┌─ Records provided

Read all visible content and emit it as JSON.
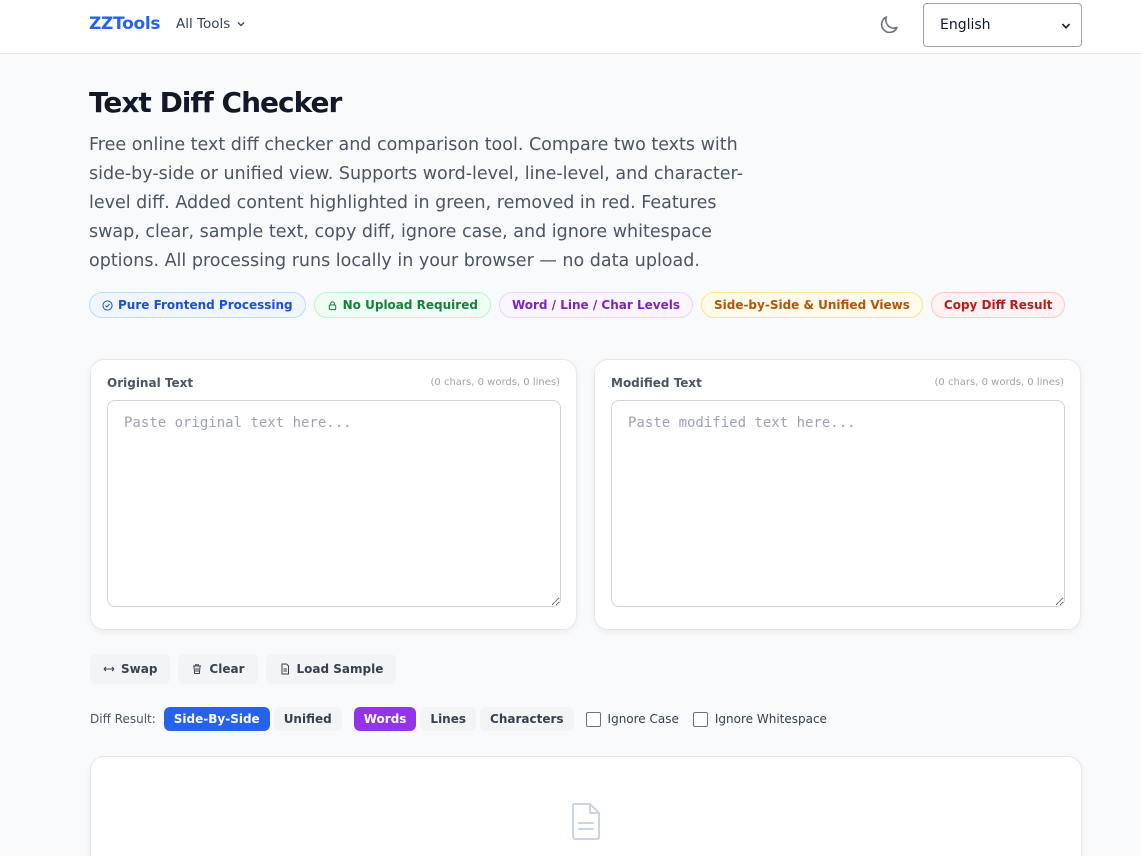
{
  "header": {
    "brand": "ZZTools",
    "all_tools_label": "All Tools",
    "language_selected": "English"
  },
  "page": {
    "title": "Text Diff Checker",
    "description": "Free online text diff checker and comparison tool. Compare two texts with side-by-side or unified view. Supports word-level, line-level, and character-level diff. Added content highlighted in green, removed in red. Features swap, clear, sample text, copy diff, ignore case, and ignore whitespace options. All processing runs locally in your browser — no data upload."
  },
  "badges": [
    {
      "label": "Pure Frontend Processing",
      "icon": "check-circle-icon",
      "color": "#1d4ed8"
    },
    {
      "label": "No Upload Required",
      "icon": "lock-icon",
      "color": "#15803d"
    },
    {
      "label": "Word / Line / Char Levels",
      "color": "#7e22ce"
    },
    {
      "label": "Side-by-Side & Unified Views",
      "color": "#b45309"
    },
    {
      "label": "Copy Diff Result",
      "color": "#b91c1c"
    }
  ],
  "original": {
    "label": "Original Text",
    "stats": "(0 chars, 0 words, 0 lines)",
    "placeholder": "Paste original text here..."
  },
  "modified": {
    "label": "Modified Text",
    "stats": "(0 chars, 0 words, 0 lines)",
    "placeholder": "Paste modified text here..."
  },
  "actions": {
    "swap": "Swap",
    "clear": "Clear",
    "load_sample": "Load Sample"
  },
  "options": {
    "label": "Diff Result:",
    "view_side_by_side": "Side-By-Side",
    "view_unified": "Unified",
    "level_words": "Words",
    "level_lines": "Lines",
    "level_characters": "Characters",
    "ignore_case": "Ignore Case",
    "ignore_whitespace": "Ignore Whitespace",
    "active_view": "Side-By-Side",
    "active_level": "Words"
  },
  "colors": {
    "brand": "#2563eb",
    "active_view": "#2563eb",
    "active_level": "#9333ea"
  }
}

└─
┌─ Records provided

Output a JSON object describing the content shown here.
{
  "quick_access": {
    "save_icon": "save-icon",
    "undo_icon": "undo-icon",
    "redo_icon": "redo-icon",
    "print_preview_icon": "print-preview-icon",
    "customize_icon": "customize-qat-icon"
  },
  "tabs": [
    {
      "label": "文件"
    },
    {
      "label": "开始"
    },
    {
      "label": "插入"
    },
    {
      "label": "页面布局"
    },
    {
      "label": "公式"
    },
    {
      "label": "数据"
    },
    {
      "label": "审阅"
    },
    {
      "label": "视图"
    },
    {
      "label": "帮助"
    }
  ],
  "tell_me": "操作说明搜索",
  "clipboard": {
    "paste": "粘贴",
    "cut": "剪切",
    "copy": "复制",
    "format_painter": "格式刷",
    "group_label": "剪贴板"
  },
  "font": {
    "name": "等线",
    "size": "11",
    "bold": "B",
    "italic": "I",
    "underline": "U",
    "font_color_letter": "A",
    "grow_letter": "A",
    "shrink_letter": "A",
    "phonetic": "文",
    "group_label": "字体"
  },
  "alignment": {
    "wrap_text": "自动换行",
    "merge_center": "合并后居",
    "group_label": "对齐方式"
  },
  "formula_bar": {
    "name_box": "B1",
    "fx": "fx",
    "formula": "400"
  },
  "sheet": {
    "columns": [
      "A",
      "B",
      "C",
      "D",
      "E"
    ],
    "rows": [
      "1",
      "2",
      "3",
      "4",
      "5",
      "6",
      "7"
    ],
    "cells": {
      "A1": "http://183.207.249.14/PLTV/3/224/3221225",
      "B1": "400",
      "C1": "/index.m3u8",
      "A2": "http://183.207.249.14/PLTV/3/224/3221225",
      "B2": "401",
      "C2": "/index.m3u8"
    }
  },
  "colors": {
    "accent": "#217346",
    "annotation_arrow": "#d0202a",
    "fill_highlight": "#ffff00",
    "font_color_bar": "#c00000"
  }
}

└─
┌─ Records provided

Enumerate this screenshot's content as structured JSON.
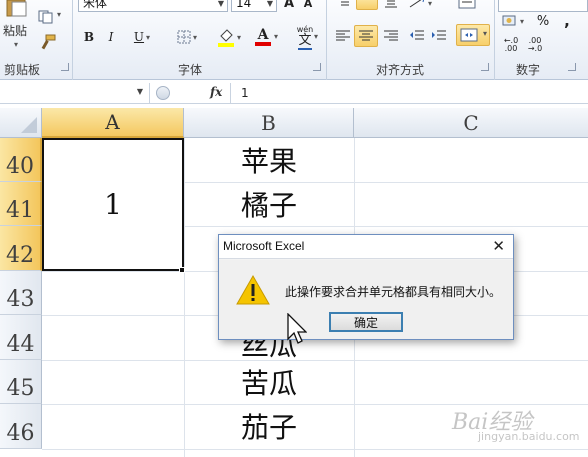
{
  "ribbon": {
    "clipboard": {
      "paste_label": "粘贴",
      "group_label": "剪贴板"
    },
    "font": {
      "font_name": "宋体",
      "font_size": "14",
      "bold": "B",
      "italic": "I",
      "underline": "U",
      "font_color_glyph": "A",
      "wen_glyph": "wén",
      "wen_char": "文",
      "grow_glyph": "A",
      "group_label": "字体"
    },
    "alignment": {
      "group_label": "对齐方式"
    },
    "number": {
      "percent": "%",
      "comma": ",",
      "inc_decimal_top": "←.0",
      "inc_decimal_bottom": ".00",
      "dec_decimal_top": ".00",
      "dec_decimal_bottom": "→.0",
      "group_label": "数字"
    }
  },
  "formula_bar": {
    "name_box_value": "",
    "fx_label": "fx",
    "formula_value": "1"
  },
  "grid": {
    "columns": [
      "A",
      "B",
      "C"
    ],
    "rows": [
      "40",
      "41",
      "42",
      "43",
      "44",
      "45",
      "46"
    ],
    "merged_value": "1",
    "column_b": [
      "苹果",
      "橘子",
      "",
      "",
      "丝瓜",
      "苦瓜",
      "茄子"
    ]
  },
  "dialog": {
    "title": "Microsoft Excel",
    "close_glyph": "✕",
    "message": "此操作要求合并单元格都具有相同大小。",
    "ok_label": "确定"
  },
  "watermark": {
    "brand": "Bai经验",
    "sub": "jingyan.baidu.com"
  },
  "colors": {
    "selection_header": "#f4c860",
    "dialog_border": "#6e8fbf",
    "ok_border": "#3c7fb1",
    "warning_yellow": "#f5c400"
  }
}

└─

Pick out all lines containing the string "PLTV".

Exercise solution:
      "A1": "http://183.207.249.14/PLTV/3/224/3221225",
      "A2": "http://183.207.249.14/PLTV/3/224/3221225",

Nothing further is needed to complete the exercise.